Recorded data
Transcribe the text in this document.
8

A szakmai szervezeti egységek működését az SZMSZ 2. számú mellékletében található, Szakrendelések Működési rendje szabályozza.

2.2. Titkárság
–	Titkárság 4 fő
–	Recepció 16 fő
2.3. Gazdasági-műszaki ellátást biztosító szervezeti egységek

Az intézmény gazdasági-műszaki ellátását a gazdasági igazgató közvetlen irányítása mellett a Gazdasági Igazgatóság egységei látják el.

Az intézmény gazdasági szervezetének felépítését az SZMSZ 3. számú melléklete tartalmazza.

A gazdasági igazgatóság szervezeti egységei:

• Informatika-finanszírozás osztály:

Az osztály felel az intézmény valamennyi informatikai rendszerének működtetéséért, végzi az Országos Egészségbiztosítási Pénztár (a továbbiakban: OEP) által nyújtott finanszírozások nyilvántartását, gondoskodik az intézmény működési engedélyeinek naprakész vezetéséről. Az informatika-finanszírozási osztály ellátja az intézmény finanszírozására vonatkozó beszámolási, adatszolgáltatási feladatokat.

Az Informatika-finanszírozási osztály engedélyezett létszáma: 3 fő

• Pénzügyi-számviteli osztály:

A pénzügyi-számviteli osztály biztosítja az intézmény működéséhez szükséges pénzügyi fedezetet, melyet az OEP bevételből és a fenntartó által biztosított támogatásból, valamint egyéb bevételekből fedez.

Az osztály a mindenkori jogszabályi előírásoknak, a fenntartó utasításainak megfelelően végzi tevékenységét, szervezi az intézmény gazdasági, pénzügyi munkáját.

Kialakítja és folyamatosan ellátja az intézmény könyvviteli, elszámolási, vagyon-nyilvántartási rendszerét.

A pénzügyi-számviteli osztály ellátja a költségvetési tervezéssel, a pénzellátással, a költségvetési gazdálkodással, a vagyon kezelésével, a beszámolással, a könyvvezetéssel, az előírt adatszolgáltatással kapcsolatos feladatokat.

## PROBLEM DETAILS:
From the entries above, return each line with the word "szervezeti" in it.

## RESPONSE BELOW:
A szakmai szervezeti egységek működését az SZMSZ 2. számú mellékletében található, Szakrendelések Működési rendje szabályozza.
2.3. Gazdasági-műszaki ellátást biztosító szervezeti egységek
A gazdasági igazgatóság szervezeti egységei:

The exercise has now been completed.